Extracted records
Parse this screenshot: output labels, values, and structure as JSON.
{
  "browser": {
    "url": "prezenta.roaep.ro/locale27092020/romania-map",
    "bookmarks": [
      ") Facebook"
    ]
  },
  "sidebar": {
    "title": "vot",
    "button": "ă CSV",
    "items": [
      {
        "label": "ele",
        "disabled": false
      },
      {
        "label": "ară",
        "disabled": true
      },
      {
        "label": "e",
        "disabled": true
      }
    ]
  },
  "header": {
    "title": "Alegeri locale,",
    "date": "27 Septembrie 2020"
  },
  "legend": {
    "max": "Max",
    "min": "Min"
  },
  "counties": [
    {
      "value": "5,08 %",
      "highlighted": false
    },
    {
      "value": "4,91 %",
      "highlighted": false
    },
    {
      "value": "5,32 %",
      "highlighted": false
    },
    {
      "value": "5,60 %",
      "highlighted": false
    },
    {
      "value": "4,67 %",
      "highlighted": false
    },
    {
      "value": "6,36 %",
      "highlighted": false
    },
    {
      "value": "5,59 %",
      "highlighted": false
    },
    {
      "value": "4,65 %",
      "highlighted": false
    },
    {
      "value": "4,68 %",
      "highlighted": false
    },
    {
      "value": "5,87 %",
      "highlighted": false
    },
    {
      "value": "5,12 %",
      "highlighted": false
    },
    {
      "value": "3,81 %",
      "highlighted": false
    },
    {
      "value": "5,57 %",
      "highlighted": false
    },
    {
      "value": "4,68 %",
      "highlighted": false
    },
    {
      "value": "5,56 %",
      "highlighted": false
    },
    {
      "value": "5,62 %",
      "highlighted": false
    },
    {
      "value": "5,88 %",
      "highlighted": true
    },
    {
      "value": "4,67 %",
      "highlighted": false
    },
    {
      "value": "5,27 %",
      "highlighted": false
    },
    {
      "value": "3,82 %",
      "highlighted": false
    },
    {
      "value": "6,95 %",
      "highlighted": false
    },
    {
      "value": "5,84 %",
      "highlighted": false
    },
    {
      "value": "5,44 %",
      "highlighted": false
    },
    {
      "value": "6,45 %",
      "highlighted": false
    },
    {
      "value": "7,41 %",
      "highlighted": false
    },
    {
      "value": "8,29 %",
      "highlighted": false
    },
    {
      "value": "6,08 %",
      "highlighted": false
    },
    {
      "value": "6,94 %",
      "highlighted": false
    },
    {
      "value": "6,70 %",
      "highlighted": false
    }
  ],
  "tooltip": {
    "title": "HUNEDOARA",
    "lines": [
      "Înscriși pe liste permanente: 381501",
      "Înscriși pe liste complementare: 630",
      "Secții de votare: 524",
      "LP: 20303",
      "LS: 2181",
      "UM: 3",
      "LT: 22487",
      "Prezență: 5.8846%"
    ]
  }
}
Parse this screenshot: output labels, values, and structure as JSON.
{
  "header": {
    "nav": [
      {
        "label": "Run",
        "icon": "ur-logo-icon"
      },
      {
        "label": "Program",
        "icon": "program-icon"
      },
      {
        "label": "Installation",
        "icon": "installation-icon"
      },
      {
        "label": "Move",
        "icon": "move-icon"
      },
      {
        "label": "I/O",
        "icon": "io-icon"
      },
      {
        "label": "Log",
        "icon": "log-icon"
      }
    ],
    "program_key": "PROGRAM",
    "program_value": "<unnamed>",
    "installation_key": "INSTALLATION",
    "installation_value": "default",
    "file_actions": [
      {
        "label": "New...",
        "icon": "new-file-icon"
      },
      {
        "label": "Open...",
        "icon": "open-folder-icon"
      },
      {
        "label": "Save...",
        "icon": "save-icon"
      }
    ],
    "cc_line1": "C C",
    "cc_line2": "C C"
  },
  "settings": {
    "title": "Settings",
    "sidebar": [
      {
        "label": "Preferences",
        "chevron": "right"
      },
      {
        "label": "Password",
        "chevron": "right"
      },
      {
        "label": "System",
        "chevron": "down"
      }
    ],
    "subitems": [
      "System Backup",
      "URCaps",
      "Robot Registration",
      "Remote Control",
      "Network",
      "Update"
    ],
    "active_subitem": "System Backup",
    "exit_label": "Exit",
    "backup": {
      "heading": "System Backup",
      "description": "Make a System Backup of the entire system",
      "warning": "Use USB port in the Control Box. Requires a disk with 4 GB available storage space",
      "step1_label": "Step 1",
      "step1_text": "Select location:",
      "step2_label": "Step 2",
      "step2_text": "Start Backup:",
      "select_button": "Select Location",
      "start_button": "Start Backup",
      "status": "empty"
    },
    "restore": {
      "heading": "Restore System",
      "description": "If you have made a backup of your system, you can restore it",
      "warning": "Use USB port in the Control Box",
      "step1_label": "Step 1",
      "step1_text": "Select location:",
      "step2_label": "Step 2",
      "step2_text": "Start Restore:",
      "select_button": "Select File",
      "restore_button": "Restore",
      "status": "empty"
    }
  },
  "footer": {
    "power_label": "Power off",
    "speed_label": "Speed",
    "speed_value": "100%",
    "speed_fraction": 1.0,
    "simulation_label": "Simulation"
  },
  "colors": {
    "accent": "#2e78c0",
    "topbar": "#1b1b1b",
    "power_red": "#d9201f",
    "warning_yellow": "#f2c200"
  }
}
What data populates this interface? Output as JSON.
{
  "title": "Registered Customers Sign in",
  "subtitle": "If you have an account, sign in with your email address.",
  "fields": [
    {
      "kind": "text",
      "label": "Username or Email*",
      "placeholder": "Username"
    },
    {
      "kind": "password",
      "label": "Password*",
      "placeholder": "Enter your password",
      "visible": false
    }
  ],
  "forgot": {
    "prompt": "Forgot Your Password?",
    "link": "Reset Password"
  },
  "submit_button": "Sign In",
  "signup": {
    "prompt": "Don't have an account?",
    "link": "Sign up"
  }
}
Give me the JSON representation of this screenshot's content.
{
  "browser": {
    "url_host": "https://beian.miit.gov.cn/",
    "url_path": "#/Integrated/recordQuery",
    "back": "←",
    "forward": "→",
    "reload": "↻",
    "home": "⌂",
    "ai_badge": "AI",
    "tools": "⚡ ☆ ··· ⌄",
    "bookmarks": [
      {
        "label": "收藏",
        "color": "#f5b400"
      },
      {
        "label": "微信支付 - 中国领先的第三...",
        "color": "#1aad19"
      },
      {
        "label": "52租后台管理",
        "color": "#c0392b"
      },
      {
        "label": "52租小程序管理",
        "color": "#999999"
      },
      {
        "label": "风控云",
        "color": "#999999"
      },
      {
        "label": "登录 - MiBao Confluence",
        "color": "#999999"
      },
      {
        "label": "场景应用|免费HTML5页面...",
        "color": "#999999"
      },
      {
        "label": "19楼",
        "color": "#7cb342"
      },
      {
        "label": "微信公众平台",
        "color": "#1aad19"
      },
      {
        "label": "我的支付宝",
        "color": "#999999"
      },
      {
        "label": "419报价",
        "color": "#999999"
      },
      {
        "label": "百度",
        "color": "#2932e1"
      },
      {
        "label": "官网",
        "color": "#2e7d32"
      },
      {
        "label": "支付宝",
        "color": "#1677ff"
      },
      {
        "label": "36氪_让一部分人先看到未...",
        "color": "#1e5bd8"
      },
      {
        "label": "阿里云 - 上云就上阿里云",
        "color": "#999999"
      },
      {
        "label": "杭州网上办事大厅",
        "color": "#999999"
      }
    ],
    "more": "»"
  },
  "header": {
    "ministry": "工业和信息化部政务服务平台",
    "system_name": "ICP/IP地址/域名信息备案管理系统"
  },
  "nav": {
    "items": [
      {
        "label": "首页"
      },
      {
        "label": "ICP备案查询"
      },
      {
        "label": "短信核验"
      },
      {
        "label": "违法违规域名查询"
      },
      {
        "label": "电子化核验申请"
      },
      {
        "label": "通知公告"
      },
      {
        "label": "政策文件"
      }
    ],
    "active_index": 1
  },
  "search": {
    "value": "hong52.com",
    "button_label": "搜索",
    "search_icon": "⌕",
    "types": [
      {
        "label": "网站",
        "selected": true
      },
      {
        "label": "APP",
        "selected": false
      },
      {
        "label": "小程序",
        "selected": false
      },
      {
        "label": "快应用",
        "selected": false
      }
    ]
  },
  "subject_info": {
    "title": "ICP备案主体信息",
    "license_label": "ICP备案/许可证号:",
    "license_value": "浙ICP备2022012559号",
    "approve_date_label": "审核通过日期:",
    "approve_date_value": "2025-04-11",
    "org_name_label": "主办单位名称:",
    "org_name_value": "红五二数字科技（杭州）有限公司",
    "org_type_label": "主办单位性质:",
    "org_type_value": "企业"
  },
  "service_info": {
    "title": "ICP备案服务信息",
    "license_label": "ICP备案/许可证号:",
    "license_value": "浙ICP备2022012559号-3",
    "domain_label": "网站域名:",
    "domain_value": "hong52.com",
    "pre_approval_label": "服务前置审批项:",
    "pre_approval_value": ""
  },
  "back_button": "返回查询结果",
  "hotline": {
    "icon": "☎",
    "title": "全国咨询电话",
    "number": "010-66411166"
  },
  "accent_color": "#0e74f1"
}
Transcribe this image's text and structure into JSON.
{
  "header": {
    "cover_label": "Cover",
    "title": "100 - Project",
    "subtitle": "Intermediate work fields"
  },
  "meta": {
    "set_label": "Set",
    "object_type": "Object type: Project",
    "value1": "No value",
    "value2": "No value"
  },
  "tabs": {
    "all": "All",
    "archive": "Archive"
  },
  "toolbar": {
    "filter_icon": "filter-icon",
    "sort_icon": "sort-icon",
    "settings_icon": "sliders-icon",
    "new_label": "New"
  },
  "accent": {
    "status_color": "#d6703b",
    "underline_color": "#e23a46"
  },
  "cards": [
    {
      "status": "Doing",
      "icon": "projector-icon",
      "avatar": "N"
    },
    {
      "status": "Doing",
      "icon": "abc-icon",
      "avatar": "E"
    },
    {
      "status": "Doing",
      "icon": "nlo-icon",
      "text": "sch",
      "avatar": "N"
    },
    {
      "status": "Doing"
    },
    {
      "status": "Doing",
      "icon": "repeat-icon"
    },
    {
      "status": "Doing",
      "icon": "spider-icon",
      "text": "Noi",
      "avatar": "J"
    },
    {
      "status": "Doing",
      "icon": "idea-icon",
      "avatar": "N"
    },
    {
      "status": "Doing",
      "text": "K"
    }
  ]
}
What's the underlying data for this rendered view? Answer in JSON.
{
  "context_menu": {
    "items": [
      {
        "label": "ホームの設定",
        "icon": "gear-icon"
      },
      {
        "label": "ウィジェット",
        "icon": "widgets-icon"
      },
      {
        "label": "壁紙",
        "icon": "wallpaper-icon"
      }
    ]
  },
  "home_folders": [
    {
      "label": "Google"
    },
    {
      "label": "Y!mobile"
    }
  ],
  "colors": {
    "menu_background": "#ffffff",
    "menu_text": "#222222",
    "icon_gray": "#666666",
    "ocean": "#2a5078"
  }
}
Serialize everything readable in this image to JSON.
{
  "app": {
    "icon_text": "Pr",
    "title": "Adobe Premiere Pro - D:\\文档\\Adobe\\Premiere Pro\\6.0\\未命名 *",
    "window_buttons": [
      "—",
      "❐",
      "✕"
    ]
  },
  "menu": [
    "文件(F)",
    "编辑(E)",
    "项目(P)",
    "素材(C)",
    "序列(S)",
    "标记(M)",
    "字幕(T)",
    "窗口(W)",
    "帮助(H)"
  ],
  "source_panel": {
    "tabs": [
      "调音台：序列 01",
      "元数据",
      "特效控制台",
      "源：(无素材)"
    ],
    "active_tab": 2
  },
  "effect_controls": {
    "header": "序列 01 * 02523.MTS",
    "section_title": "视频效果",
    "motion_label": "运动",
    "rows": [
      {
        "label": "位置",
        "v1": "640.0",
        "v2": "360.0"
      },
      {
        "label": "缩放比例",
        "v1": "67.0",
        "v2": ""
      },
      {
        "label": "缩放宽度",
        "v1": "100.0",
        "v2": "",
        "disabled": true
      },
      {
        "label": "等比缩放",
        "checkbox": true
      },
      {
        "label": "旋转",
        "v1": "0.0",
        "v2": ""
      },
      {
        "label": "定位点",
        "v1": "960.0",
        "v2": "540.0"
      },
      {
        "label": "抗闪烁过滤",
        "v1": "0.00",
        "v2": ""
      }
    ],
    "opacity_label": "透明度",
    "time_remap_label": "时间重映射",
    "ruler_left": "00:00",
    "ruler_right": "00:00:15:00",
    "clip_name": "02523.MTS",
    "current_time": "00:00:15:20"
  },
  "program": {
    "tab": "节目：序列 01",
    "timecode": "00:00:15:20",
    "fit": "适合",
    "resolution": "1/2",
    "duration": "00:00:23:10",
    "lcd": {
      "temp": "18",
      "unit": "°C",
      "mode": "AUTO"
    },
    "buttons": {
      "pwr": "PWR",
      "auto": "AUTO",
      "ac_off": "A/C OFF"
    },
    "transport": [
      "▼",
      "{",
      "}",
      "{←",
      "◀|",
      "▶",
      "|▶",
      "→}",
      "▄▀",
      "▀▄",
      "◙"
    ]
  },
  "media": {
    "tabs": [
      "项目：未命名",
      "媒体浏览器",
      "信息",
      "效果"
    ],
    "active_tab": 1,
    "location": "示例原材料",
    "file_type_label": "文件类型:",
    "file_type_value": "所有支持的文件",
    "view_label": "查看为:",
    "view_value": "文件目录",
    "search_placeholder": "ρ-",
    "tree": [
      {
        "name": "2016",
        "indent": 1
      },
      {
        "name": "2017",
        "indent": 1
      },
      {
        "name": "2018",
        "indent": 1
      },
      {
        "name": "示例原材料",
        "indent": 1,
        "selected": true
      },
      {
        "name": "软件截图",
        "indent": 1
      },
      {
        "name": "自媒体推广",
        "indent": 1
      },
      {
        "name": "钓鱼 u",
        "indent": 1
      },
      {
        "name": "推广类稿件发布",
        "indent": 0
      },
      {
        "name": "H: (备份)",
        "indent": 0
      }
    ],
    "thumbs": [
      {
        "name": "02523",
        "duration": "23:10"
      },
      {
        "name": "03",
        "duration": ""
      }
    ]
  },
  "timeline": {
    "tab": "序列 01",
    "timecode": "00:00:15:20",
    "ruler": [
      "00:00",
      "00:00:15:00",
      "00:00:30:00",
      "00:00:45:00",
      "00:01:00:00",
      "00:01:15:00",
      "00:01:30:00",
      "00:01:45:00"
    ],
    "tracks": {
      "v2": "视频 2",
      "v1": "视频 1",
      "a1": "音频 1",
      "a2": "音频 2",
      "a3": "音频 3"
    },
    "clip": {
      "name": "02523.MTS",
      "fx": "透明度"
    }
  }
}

### WHAT TO DO
Copy, from the material above, each line in which the string "Username" occurs.

### THE OUTPUT
      "label": "Username or Email*",
      "placeholder": "Username"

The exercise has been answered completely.